** BEGIN Stored rows **

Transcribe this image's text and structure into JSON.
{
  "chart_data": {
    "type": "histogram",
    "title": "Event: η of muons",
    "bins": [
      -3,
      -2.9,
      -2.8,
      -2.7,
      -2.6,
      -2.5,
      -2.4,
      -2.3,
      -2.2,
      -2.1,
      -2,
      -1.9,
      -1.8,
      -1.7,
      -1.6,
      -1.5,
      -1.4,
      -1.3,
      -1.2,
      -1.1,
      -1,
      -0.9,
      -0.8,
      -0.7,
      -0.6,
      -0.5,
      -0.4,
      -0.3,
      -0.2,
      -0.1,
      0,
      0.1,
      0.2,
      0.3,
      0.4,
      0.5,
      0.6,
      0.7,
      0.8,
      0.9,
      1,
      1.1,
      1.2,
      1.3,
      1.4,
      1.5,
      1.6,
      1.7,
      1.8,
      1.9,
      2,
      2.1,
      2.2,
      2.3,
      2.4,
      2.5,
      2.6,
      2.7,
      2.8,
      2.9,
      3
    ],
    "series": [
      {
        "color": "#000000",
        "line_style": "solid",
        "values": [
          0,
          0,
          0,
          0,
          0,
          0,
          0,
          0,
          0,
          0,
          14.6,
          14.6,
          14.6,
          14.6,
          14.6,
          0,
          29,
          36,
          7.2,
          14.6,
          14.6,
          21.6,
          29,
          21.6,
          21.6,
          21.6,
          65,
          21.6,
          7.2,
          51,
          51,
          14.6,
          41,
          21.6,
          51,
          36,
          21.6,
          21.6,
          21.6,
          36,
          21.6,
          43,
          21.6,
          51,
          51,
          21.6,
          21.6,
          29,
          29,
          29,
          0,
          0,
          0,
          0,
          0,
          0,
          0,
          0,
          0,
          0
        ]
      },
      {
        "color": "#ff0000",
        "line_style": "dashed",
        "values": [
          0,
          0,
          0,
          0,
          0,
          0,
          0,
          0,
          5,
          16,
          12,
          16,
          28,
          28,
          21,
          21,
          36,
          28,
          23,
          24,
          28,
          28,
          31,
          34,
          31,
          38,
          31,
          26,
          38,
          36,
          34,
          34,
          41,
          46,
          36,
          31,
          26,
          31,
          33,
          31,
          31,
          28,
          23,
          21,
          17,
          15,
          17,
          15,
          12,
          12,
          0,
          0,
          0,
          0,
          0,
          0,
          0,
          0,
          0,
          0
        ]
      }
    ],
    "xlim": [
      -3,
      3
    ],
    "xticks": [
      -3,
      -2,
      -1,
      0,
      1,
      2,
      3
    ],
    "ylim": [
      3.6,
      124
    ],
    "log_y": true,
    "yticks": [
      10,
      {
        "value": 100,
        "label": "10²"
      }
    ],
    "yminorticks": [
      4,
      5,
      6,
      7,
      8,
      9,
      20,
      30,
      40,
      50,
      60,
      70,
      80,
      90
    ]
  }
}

** END Stored rows **

(Exercise prompt): The records above should be repeated in full, exactly as given.

(Task solution):
Transcribe this image's text and structure into JSON.
{
  "chart_data": {
    "type": "histogram",
    "title": "Event: η of muons",
    "bins": [
      -3,
      -2.9,
      -2.8,
      -2.7,
      -2.6,
      -2.5,
      -2.4,
      -2.3,
      -2.2,
      -2.1,
      -2,
      -1.9,
      -1.8,
      -1.7,
      -1.6,
      -1.5,
      -1.4,
      -1.3,
      -1.2,
      -1.1,
      -1,
      -0.9,
      -0.8,
      -0.7,
      -0.6,
      -0.5,
      -0.4,
      -0.3,
      -0.2,
      -0.1,
      0,
      0.1,
      0.2,
      0.3,
      0.4,
      0.5,
      0.6,
      0.7,
      0.8,
      0.9,
      1,
      1.1,
      1.2,
      1.3,
      1.4,
      1.5,
      1.6,
      1.7,
      1.8,
      1.9,
      2,
      2.1,
      2.2,
      2.3,
      2.4,
      2.5,
      2.6,
      2.7,
      2.8,
      2.9,
      3
    ],
    "series": [
      {
        "color": "#000000",
        "line_style": "solid",
        "values": [
          0,
          0,
          0,
          0,
          0,
          0,
          0,
          0,
          0,
          0,
          14.6,
          14.6,
          14.6,
          14.6,
          14.6,
          0,
          29,
          36,
          7.2,
          14.6,
          14.6,
          21.6,
          29,
          21.6,
          21.6,
          21.6,
          65,
          21.6,
          7.2,
          51,
          51,
          14.6,
          41,
          21.6,
          51,
          36,
          21.6,
          21.6,
          21.6,
          36,
          21.6,
          43,
          21.6,
          51,
          51,
          21.6,
          21.6,
          29,
          29,
          29,
          0,
          0,
          0,
          0,
          0,
          0,
          0,
          0,
          0,
          0
        ]
      },
      {
        "color": "#ff0000",
        "line_style": "dashed",
        "values": [
          0,
          0,
          0,
          0,
          0,
          0,
          0,
          0,
          5,
          16,
          12,
          16,
          28,
          28,
          21,
          21,
          36,
          28,
          23,
          24,
          28,
          28,
          31,
          34,
          31,
          38,
          31,
          26,
          38,
          36,
          34,
          34,
          41,
          46,
          36,
          31,
          26,
          31,
          33,
          31,
          31,
          28,
          23,
          21,
          17,
          15,
          17,
          15,
          12,
          12,
          0,
          0,
          0,
          0,
          0,
          0,
          0,
          0,
          0,
          0
        ]
      }
    ],
    "xlim": [
      -3,
      3
    ],
    "xticks": [
      -3,
      -2,
      -1,
      0,
      1,
      2,
      3
    ],
    "ylim": [
      3.6,
      124
    ],
    "log_y": true,
    "yticks": [
      10,
      {
        "value": 100,
        "label": "10²"
      }
    ],
    "yminorticks": [
      4,
      5,
      6,
      7,
      8,
      9,
      20,
      30,
      40,
      50,
      60,
      70,
      80,
      90
    ]
  }
}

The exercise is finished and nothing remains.